Task goal:
Write out every single entry exactly.

Data to process:

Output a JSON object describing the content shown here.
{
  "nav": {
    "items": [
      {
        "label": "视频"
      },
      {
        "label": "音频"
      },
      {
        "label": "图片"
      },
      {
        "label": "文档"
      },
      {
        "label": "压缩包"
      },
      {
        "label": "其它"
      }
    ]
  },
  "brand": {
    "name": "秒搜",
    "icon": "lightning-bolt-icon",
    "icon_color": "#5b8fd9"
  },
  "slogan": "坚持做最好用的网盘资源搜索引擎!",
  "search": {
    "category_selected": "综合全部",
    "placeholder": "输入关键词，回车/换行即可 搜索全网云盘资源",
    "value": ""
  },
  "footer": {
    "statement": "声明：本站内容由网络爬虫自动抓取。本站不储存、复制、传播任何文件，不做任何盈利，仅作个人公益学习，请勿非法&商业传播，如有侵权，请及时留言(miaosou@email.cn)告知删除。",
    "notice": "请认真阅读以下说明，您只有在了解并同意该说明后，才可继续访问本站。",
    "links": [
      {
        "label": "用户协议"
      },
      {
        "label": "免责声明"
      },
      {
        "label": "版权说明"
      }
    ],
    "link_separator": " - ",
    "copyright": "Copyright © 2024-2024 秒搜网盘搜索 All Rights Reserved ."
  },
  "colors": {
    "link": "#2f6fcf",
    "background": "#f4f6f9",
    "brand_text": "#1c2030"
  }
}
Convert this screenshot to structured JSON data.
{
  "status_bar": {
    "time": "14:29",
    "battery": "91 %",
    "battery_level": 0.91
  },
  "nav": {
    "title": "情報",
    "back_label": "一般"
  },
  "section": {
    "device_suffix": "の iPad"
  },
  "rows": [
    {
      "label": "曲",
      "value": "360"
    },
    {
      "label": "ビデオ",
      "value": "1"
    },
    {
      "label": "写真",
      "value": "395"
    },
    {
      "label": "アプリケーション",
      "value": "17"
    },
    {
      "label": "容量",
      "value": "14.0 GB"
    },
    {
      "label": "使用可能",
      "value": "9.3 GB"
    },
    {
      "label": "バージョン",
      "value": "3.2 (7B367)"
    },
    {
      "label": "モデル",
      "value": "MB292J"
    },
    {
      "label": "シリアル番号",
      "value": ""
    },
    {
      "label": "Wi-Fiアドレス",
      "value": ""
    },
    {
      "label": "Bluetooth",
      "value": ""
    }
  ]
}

Answer below:
Output a JSON object describing the content shown here.
{
  "nav": {
    "items": [
      {
        "label": "视频"
      },
      {
        "label": "音频"
      },
      {
        "label": "图片"
      },
      {
        "label": "文档"
      },
      {
        "label": "压缩包"
      },
      {
        "label": "其它"
      }
    ]
  },
  "brand": {
    "name": "秒搜",
    "icon": "lightning-bolt-icon",
    "icon_color": "#5b8fd9"
  },
  "slogan": "坚持做最好用的网盘资源搜索引擎!",
  "search": {
    "category_selected": "综合全部",
    "placeholder": "输入关键词，回车/换行即可 搜索全网云盘资源",
    "value": ""
  },
  "footer": {
    "statement": "声明：本站内容由网络爬虫自动抓取。本站不储存、复制、传播任何文件，不做任何盈利，仅作个人公益学习，请勿非法&商业传播，如有侵权，请及时留言(miaosou@email.cn)告知删除。",
    "notice": "请认真阅读以下说明，您只有在了解并同意该说明后，才可继续访问本站。",
    "links": [
      {
        "label": "用户协议"
      },
      {
        "label": "免责声明"
      },
      {
        "label": "版权说明"
      }
    ],
    "link_separator": " - ",
    "copyright": "Copyright © 2024-2024 秒搜网盘搜索 All Rights Reserved ."
  },
  "colors": {
    "link": "#2f6fcf",
    "background": "#f4f6f9",
    "brand_text": "#1c2030"
  }
}
Convert this screenshot to structured JSON data.
{
  "status_bar": {
    "time": "14:29",
    "battery": "91 %",
    "battery_level": 0.91
  },
  "nav": {
    "title": "情報",
    "back_label": "一般"
  },
  "section": {
    "device_suffix": "の iPad"
  },
  "rows": [
    {
      "label": "曲",
      "value": "360"
    },
    {
      "label": "ビデオ",
      "value": "1"
    },
    {
      "label": "写真",
      "value": "395"
    },
    {
      "label": "アプリケーション",
      "value": "17"
    },
    {
      "label": "容量",
      "value": "14.0 GB"
    },
    {
      "label": "使用可能",
      "value": "9.3 GB"
    },
    {
      "label": "バージョン",
      "value": "3.2 (7B367)"
    },
    {
      "label": "モデル",
      "value": "MB292J"
    },
    {
      "label": "シリアル番号",
      "value": ""
    },
    {
      "label": "Wi-Fiアドレス",
      "value": ""
    },
    {
      "label": "Bluetooth",
      "value": ""
    }
  ]
}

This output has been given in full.